**Information given**
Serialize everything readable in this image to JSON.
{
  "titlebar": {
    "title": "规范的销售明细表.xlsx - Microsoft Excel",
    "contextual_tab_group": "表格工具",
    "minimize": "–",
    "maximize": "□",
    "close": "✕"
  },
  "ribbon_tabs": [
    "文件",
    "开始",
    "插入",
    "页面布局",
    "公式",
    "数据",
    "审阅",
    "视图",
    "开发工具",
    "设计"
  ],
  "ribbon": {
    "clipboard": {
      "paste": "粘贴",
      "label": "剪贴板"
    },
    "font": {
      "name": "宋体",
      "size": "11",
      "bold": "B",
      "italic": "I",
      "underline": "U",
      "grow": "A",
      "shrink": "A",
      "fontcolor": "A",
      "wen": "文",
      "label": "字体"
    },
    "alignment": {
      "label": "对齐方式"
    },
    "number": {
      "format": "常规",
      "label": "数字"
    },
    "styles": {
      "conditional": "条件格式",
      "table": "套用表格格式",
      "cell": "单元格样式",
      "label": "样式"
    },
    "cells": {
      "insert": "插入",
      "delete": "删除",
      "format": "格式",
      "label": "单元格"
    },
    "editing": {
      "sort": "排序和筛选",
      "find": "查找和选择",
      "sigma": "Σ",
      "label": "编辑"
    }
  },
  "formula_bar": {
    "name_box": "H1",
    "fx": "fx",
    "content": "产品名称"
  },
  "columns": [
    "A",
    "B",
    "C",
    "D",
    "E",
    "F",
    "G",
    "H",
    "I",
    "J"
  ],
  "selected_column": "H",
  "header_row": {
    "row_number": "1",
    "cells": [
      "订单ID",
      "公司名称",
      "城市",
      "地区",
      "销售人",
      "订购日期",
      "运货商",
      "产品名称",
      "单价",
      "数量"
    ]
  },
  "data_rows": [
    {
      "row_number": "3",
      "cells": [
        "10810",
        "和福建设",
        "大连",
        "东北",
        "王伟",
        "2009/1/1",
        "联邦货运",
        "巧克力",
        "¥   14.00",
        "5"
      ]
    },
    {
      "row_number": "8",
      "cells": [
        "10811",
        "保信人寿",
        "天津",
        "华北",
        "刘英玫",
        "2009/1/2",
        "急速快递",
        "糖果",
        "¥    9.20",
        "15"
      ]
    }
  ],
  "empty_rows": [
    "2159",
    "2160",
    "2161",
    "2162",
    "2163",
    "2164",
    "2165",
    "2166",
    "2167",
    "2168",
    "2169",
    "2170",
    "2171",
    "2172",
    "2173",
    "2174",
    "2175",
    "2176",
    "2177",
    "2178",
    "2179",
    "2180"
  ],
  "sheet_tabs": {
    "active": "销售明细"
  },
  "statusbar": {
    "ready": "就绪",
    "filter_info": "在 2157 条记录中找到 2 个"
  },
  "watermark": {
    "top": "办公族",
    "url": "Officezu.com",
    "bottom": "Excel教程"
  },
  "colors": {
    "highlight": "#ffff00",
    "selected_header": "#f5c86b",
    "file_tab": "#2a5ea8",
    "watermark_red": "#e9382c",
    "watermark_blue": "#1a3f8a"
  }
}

**Problem details**
Copy out each line of the records that holds the string "label".

**Task response**
      "label": "剪贴板"
      "label": "字体"
      "label": "对齐方式"
      "label": "数字"
      "label": "样式"
      "label": "单元格"
      "label": "编辑"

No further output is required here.